* Begin DATA PROVIDED *
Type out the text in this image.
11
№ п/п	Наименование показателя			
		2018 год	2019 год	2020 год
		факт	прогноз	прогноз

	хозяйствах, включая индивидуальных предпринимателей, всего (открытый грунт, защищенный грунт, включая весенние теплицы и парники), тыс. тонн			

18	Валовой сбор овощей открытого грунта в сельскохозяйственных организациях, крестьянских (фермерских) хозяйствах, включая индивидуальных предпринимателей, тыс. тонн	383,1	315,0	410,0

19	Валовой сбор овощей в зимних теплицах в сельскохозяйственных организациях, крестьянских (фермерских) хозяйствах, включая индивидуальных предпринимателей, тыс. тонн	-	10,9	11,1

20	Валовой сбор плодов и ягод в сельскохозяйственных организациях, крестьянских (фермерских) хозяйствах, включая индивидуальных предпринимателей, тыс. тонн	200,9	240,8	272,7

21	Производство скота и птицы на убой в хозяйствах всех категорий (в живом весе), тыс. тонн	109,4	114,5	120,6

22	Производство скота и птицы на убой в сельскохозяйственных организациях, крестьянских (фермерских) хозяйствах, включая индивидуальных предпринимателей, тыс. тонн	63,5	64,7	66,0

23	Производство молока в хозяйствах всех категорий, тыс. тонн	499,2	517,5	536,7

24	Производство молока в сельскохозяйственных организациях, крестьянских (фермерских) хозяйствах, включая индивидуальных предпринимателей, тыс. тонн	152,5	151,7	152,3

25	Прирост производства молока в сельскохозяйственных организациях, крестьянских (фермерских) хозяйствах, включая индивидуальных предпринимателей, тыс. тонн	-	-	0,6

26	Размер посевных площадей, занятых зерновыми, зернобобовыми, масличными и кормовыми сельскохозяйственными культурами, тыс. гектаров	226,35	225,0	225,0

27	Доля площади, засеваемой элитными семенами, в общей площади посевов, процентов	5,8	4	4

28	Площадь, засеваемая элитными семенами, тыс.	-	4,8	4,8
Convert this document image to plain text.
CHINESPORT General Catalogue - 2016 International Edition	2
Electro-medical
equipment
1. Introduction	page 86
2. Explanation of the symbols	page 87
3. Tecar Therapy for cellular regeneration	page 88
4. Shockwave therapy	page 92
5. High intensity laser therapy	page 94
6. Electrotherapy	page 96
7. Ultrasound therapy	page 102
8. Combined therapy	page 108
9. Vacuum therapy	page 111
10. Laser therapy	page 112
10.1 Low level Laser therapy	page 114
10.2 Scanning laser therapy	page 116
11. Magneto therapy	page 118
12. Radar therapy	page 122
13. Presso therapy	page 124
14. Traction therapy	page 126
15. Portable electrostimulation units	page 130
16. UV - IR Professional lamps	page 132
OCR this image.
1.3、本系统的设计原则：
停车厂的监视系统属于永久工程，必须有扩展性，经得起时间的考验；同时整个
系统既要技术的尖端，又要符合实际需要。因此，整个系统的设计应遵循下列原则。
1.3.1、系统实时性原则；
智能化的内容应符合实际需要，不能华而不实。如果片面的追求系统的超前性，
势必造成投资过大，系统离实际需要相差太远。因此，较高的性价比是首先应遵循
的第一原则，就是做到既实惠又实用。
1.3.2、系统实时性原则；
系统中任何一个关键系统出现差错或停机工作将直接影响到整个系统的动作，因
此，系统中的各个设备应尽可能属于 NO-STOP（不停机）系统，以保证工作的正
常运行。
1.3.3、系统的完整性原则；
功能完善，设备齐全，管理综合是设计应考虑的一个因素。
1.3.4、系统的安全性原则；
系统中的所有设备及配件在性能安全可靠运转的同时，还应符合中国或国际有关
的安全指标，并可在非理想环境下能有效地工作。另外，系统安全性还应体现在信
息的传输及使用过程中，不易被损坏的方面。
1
* End DATA PROVIDED *
EXERCISE DIRECTIONS
Set down the listing above in full, please, exactly as it appears.

FULL SOLUTION
Type out the text in this image.
11
№ п/п	Наименование показателя			
		2018 год	2019 год	2020 год
		факт	прогноз	прогноз

	хозяйствах, включая индивидуальных предпринимателей, всего (открытый грунт, защищенный грунт, включая весенние теплицы и парники), тыс. тонн			

18	Валовой сбор овощей открытого грунта в сельскохозяйственных организациях, крестьянских (фермерских) хозяйствах, включая индивидуальных предпринимателей, тыс. тонн	383,1	315,0	410,0

19	Валовой сбор овощей в зимних теплицах в сельскохозяйственных организациях, крестьянских (фермерских) хозяйствах, включая индивидуальных предпринимателей, тыс. тонн	-	10,9	11,1

20	Валовой сбор плодов и ягод в сельскохозяйственных организациях, крестьянских (фермерских) хозяйствах, включая индивидуальных предпринимателей, тыс. тонн	200,9	240,8	272,7

21	Производство скота и птицы на убой в хозяйствах всех категорий (в живом весе), тыс. тонн	109,4	114,5	120,6

22	Производство скота и птицы на убой в сельскохозяйственных организациях, крестьянских (фермерских) хозяйствах, включая индивидуальных предпринимателей, тыс. тонн	63,5	64,7	66,0

23	Производство молока в хозяйствах всех категорий, тыс. тонн	499,2	517,5	536,7

24	Производство молока в сельскохозяйственных организациях, крестьянских (фермерских) хозяйствах, включая индивидуальных предпринимателей, тыс. тонн	152,5	151,7	152,3

25	Прирост производства молока в сельскохозяйственных организациях, крестьянских (фермерских) хозяйствах, включая индивидуальных предпринимателей, тыс. тонн	-	-	0,6

26	Размер посевных площадей, занятых зерновыми, зернобобовыми, масличными и кормовыми сельскохозяйственными культурами, тыс. гектаров	226,35	225,0	225,0

27	Доля площади, засеваемой элитными семенами, в общей площади посевов, процентов	5,8	4	4

28	Площадь, засеваемая элитными семенами, тыс.	-	4,8	4,8
Convert this document image to plain text.
CHINESPORT General Catalogue - 2016 International Edition	2
Electro-medical
equipment
1. Introduction	page 86
2. Explanation of the symbols	page 87
3. Tecar Therapy for cellular regeneration	page 88
4. Shockwave therapy	page 92
5. High intensity laser therapy	page 94
6. Electrotherapy	page 96
7. Ultrasound therapy	page 102
8. Combined therapy	page 108
9. Vacuum therapy	page 111
10. Laser therapy	page 112
10.1 Low level Laser therapy	page 114
10.2 Scanning laser therapy	page 116
11. Magneto therapy	page 118
12. Radar therapy	page 122
13. Presso therapy	page 124
14. Traction therapy	page 126
15. Portable electrostimulation units	page 130
16. UV - IR Professional lamps	page 132
OCR this image.
1.3、本系统的设计原则：
停车厂的监视系统属于永久工程，必须有扩展性，经得起时间的考验；同时整个
系统既要技术的尖端，又要符合实际需要。因此，整个系统的设计应遵循下列原则。
1.3.1、系统实时性原则；
智能化的内容应符合实际需要，不能华而不实。如果片面的追求系统的超前性，
势必造成投资过大，系统离实际需要相差太远。因此，较高的性价比是首先应遵循
的第一原则，就是做到既实惠又实用。
1.3.2、系统实时性原则；
系统中任何一个关键系统出现差错或停机工作将直接影响到整个系统的动作，因
此，系统中的各个设备应尽可能属于 NO-STOP（不停机）系统，以保证工作的正
常运行。
1.3.3、系统的完整性原则；
功能完善，设备齐全，管理综合是设计应考虑的一个因素。
1.3.4、系统的安全性原则；
系统中的所有设备及配件在性能安全可靠运转的同时，还应符合中国或国际有关
的安全指标，并可在非理想环境下能有效地工作。另外，系统安全性还应体现在信
息的传输及使用过程中，不易被损坏的方面。
1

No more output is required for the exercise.